[Saved data entries]
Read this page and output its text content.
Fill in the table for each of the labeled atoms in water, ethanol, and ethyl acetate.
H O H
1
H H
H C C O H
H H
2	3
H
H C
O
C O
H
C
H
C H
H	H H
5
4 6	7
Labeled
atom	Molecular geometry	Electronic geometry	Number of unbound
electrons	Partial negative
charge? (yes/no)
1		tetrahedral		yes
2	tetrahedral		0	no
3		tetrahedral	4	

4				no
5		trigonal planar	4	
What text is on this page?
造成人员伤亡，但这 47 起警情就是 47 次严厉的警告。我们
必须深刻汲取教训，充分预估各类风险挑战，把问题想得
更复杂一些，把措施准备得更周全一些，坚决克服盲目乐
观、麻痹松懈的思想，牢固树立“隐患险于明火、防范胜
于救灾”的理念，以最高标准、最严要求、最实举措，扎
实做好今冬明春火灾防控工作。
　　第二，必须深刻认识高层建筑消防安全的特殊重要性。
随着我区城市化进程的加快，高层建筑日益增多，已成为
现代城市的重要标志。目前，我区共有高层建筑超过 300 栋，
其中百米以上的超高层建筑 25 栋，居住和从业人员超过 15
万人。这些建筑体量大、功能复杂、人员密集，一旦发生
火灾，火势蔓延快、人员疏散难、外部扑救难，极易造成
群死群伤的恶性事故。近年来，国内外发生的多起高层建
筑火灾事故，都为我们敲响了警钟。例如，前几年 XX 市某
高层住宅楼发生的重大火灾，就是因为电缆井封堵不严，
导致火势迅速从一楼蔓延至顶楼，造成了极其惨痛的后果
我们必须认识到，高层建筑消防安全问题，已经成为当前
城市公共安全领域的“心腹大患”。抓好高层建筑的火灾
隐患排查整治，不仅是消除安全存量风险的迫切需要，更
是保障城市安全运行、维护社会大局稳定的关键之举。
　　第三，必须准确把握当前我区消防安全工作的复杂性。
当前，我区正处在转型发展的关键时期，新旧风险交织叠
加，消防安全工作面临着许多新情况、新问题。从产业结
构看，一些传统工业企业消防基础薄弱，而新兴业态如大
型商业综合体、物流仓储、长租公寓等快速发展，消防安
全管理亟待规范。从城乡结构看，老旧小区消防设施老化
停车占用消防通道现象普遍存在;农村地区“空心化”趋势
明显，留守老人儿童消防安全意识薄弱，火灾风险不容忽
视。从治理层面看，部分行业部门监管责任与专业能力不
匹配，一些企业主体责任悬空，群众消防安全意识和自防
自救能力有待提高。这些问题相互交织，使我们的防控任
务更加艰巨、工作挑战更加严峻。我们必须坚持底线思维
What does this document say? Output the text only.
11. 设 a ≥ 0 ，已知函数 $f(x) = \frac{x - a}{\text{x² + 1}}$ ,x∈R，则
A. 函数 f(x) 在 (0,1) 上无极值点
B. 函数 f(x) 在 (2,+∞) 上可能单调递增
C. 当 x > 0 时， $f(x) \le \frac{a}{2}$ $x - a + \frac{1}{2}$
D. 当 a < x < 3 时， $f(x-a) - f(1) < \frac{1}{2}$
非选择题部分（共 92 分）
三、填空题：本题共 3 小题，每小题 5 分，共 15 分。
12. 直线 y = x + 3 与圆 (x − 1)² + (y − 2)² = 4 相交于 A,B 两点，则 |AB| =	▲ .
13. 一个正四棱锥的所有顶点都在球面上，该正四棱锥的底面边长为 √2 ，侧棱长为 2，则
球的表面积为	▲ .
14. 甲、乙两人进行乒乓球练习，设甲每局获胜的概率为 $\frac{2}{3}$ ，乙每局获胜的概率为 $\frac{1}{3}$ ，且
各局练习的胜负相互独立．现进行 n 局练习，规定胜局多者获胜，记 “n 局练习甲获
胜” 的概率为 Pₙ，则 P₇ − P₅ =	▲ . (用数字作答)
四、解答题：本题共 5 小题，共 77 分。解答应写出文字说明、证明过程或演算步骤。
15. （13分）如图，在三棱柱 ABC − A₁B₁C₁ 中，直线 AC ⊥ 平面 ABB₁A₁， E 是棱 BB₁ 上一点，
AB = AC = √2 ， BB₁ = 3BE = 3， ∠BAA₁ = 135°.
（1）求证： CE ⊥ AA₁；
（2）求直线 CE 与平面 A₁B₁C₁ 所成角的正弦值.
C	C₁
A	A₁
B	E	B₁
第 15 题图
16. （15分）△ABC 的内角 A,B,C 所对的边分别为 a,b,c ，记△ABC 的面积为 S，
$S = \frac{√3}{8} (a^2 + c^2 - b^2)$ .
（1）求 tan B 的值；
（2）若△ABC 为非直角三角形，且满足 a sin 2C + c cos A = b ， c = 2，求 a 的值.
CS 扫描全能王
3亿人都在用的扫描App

**GIVEN PROBLEM**
Above are some records; repeat all of them exactly.

**FINAL ANSWER**
Read this page and output its text content.
Fill in the table for each of the labeled atoms in water, ethanol, and ethyl acetate.
H O H
1
H H
H C C O H
H H
2	3
H
H C
O
C O
H
C
H
C H
H	H H
5
4 6	7
Labeled
atom	Molecular geometry	Electronic geometry	Number of unbound
electrons	Partial negative
charge? (yes/no)
1		tetrahedral		yes
2	tetrahedral		0	no
3		tetrahedral	4	

4				no
5		trigonal planar	4	
What text is on this page?
造成人员伤亡，但这 47 起警情就是 47 次严厉的警告。我们
必须深刻汲取教训，充分预估各类风险挑战，把问题想得
更复杂一些，把措施准备得更周全一些，坚决克服盲目乐
观、麻痹松懈的思想，牢固树立“隐患险于明火、防范胜
于救灾”的理念，以最高标准、最严要求、最实举措，扎
实做好今冬明春火灾防控工作。
　　第二，必须深刻认识高层建筑消防安全的特殊重要性。
随着我区城市化进程的加快，高层建筑日益增多，已成为
现代城市的重要标志。目前，我区共有高层建筑超过 300 栋，
其中百米以上的超高层建筑 25 栋，居住和从业人员超过 15
万人。这些建筑体量大、功能复杂、人员密集，一旦发生
火灾，火势蔓延快、人员疏散难、外部扑救难，极易造成
群死群伤的恶性事故。近年来，国内外发生的多起高层建
筑火灾事故，都为我们敲响了警钟。例如，前几年 XX 市某
高层住宅楼发生的重大火灾，就是因为电缆井封堵不严，
导致火势迅速从一楼蔓延至顶楼，造成了极其惨痛的后果
我们必须认识到，高层建筑消防安全问题，已经成为当前
城市公共安全领域的“心腹大患”。抓好高层建筑的火灾
隐患排查整治，不仅是消除安全存量风险的迫切需要，更
是保障城市安全运行、维护社会大局稳定的关键之举。
　　第三，必须准确把握当前我区消防安全工作的复杂性。
当前，我区正处在转型发展的关键时期，新旧风险交织叠
加，消防安全工作面临着许多新情况、新问题。从产业结
构看，一些传统工业企业消防基础薄弱，而新兴业态如大
型商业综合体、物流仓储、长租公寓等快速发展，消防安
全管理亟待规范。从城乡结构看，老旧小区消防设施老化
停车占用消防通道现象普遍存在;农村地区“空心化”趋势
明显，留守老人儿童消防安全意识薄弱，火灾风险不容忽
视。从治理层面看，部分行业部门监管责任与专业能力不
匹配，一些企业主体责任悬空，群众消防安全意识和自防
自救能力有待提高。这些问题相互交织，使我们的防控任
务更加艰巨、工作挑战更加严峻。我们必须坚持底线思维
What does this document say? Output the text only.
11. 设 a ≥ 0 ，已知函数 $f(x) = \frac{x - a}{\text{x² + 1}}$ ,x∈R，则
A. 函数 f(x) 在 (0,1) 上无极值点
B. 函数 f(x) 在 (2,+∞) 上可能单调递增
C. 当 x > 0 时， $f(x) \le \frac{a}{2}$ $x - a + \frac{1}{2}$
D. 当 a < x < 3 时， $f(x-a) - f(1) < \frac{1}{2}$
非选择题部分（共 92 分）
三、填空题：本题共 3 小题，每小题 5 分，共 15 分。
12. 直线 y = x + 3 与圆 (x − 1)² + (y − 2)² = 4 相交于 A,B 两点，则 |AB| =	▲ .
13. 一个正四棱锥的所有顶点都在球面上，该正四棱锥的底面边长为 √2 ，侧棱长为 2，则
球的表面积为	▲ .
14. 甲、乙两人进行乒乓球练习，设甲每局获胜的概率为 $\frac{2}{3}$ ，乙每局获胜的概率为 $\frac{1}{3}$ ，且
各局练习的胜负相互独立．现进行 n 局练习，规定胜局多者获胜，记 “n 局练习甲获
胜” 的概率为 Pₙ，则 P₇ − P₅ =	▲ . (用数字作答)
四、解答题：本题共 5 小题，共 77 分。解答应写出文字说明、证明过程或演算步骤。
15. （13分）如图，在三棱柱 ABC − A₁B₁C₁ 中，直线 AC ⊥ 平面 ABB₁A₁， E 是棱 BB₁ 上一点，
AB = AC = √2 ， BB₁ = 3BE = 3， ∠BAA₁ = 135°.
（1）求证： CE ⊥ AA₁；
（2）求直线 CE 与平面 A₁B₁C₁ 所成角的正弦值.
C	C₁
A	A₁
B	E	B₁
第 15 题图
16. （15分）△ABC 的内角 A,B,C 所对的边分别为 a,b,c ，记△ABC 的面积为 S，
$S = \frac{√3}{8} (a^2 + c^2 - b^2)$ .
（1）求 tan B 的值；
（2）若△ABC 为非直角三角形，且满足 a sin 2C + c cos A = b ， c = 2，求 a 的值.
CS 扫描全能王
3亿人都在用的扫描App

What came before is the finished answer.